Directions for this task –
Copy every line from the data below in which the string "Portugal" can be found.

Records to process –
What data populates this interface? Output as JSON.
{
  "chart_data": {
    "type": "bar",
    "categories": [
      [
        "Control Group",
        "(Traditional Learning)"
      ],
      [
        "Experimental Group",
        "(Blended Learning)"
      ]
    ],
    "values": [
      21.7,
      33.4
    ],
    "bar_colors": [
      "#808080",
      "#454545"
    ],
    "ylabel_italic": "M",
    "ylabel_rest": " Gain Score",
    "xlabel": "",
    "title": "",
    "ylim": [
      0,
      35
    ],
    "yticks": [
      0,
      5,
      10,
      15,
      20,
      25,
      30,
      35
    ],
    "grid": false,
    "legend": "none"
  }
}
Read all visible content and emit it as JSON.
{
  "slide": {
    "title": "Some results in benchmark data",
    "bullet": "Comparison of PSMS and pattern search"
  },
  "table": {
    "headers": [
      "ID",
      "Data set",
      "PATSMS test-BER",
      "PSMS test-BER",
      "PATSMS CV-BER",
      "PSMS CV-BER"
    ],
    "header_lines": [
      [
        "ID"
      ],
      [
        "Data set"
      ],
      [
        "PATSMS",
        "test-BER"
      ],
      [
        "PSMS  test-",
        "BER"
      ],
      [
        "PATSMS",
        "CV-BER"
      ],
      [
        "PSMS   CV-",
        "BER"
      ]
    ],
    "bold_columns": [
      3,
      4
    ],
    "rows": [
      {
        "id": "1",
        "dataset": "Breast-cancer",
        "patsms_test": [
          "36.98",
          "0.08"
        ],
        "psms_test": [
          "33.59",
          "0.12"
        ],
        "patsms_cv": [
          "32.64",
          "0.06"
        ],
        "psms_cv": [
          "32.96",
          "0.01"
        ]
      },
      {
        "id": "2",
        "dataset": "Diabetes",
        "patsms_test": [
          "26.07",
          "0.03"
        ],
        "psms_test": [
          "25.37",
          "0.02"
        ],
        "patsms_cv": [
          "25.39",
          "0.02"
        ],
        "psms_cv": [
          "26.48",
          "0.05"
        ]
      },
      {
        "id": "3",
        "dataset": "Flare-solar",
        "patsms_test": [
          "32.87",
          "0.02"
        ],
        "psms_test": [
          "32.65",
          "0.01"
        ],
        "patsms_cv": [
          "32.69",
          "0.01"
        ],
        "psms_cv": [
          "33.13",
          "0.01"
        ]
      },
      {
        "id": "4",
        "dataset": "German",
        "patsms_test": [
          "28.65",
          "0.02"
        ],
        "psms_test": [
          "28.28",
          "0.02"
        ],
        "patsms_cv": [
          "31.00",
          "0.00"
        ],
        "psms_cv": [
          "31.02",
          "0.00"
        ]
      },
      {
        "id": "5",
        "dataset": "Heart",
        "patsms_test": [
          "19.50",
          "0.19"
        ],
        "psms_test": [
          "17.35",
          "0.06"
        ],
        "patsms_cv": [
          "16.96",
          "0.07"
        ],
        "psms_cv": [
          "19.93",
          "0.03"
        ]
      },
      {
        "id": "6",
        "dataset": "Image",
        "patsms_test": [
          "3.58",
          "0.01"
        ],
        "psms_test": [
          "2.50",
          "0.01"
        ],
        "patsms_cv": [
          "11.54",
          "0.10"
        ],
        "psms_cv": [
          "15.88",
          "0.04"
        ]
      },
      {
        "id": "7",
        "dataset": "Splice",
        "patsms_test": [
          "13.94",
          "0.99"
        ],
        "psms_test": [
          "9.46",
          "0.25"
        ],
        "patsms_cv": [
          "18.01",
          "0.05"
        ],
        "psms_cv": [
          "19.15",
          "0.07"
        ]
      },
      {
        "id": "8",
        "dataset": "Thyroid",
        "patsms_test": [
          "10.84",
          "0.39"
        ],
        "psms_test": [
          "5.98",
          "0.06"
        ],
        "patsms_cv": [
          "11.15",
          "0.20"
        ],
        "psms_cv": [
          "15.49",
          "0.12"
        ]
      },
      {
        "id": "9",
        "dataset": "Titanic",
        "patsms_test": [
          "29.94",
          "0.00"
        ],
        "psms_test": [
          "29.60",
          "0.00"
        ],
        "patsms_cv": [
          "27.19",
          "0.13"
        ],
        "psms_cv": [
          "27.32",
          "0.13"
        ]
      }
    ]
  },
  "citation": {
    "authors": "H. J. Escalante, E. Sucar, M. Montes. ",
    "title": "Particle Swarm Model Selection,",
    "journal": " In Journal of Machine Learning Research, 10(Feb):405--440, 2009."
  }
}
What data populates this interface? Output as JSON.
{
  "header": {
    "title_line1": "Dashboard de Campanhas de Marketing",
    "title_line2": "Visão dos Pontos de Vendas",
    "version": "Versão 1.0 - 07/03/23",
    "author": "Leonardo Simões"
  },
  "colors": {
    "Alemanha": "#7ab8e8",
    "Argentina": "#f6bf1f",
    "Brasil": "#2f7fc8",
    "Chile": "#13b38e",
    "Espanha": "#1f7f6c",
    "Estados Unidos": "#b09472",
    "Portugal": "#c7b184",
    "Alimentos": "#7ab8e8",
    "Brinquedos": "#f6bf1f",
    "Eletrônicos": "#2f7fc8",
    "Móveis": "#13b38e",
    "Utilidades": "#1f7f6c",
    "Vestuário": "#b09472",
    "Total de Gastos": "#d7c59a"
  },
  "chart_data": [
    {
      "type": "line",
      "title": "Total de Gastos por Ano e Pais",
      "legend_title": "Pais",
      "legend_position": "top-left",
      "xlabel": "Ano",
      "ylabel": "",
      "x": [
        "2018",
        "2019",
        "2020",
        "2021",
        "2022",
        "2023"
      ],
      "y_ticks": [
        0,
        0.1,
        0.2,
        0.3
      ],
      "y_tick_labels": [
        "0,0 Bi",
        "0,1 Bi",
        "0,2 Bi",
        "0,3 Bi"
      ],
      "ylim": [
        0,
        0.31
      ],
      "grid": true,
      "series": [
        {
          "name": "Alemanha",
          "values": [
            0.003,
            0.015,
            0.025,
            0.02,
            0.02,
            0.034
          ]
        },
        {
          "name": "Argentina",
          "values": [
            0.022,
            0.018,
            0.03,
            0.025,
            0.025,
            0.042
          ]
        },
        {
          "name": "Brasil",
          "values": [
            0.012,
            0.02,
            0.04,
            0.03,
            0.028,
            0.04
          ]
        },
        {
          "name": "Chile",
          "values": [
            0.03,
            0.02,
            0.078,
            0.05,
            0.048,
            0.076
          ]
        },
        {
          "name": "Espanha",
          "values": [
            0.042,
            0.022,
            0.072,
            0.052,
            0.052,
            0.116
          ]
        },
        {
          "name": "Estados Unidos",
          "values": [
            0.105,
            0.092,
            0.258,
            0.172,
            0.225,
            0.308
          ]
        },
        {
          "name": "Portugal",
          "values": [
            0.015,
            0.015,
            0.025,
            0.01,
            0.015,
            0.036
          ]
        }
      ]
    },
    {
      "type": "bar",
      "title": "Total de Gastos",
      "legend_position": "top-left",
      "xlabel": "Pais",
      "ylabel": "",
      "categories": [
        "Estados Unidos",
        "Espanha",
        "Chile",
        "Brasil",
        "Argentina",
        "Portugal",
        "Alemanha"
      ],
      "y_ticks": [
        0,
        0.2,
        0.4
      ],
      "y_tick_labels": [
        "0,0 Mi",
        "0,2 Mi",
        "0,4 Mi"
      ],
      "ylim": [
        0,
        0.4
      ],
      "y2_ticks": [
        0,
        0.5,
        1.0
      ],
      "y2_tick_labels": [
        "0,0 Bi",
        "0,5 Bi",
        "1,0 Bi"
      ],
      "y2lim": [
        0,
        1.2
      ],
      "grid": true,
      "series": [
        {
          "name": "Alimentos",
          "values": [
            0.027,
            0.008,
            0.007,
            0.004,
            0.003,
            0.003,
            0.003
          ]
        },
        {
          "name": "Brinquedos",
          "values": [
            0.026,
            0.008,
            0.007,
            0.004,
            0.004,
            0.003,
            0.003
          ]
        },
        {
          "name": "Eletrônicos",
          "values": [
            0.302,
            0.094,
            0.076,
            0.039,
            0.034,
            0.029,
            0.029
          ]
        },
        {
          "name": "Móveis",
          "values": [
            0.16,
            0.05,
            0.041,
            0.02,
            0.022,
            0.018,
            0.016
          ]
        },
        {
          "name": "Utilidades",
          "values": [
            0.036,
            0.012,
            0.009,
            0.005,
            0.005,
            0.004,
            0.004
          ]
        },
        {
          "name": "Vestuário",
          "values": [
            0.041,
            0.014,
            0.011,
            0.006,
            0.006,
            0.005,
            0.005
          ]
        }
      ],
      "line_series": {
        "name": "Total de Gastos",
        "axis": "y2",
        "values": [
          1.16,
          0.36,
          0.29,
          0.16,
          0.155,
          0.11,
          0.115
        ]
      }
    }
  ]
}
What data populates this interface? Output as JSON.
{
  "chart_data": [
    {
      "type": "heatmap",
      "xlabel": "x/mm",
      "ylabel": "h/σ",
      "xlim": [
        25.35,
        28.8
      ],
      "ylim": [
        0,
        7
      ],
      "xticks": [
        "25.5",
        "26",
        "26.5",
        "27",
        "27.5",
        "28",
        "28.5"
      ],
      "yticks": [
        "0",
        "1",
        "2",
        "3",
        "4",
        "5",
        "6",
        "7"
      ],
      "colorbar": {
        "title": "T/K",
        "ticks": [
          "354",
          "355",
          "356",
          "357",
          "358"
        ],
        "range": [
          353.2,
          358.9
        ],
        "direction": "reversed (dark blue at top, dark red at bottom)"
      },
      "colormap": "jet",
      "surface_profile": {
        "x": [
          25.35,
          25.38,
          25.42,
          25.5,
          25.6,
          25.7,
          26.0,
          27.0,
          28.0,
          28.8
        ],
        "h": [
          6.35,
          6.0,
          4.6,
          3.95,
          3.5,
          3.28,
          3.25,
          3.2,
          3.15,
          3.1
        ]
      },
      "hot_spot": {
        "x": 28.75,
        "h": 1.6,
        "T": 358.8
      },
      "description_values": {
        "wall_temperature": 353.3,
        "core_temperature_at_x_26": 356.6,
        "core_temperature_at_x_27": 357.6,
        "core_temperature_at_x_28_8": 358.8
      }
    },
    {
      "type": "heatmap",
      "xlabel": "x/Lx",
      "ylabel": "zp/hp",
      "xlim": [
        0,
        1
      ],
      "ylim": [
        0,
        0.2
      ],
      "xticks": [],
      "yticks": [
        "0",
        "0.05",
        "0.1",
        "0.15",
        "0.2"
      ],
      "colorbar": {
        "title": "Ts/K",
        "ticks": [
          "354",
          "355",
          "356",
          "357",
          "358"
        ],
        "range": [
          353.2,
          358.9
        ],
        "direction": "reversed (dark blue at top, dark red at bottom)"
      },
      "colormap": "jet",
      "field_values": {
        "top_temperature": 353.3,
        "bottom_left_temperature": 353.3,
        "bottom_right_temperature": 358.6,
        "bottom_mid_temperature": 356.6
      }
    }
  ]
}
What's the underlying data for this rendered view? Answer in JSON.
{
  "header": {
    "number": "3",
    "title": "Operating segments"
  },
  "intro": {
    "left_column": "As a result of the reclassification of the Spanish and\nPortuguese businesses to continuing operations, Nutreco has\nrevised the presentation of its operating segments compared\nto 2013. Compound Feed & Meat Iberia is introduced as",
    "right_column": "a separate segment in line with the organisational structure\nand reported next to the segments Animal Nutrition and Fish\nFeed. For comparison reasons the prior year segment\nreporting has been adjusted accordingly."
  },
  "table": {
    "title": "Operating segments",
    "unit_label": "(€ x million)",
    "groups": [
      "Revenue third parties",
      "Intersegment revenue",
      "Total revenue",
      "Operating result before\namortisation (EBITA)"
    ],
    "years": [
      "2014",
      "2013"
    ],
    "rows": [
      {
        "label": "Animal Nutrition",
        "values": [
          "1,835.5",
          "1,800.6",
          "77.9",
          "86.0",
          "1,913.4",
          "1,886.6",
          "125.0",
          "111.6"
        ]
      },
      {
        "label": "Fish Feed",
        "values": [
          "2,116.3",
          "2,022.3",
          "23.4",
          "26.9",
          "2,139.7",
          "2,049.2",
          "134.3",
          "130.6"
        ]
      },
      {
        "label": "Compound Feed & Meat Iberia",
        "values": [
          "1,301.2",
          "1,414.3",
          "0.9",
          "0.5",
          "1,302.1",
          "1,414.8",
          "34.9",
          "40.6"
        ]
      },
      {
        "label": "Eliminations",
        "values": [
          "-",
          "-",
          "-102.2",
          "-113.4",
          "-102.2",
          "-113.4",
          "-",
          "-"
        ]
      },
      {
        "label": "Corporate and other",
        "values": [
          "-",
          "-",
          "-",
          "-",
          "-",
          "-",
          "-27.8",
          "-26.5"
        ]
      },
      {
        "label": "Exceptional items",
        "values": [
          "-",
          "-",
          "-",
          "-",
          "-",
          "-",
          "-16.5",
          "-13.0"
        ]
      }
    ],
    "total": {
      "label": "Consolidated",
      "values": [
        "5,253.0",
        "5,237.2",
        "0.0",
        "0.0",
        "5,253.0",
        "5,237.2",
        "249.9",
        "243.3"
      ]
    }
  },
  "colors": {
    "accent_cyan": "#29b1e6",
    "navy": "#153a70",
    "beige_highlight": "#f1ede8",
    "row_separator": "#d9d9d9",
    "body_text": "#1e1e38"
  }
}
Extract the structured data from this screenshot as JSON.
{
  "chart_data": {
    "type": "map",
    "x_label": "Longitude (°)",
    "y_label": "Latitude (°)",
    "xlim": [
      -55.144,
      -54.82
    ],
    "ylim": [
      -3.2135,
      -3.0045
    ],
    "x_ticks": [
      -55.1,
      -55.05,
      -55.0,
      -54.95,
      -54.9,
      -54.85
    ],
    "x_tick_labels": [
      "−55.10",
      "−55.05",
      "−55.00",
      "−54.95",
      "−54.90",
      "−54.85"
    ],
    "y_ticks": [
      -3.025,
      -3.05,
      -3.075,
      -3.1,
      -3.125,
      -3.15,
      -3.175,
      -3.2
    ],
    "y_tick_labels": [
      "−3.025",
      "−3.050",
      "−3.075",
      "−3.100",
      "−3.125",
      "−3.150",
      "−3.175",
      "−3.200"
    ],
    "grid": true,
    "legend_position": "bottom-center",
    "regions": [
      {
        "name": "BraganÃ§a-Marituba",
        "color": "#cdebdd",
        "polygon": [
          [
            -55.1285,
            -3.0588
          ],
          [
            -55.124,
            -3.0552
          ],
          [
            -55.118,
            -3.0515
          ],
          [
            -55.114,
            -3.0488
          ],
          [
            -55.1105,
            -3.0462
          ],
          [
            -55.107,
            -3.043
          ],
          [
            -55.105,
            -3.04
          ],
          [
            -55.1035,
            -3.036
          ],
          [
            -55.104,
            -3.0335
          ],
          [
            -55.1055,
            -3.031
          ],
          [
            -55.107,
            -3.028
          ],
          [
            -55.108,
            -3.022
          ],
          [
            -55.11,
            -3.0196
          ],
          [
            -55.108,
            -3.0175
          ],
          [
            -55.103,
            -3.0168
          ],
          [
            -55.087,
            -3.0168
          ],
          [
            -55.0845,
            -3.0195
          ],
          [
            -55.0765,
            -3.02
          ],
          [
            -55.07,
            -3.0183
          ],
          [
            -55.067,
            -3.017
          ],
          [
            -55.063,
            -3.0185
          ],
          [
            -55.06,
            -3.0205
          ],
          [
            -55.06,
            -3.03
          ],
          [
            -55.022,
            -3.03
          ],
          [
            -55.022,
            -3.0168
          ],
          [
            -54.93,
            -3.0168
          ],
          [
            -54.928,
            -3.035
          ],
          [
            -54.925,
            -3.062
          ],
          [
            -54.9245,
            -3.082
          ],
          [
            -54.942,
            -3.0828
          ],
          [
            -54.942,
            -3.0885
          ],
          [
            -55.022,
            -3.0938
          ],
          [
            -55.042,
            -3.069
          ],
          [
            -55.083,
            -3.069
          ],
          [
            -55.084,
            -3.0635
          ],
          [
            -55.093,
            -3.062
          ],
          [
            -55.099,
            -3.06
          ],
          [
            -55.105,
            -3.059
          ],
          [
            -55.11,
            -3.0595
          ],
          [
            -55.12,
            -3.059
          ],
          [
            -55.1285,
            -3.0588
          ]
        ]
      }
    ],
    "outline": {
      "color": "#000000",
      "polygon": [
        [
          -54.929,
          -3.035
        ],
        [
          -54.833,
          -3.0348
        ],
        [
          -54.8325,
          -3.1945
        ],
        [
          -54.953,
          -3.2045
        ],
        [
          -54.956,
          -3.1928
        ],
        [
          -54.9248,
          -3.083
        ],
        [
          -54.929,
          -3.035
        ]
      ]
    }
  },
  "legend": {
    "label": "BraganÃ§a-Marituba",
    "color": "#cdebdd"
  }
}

Response –
    "Portugal": "#c7b184",
          "name": "Portugal",
        "Portugal",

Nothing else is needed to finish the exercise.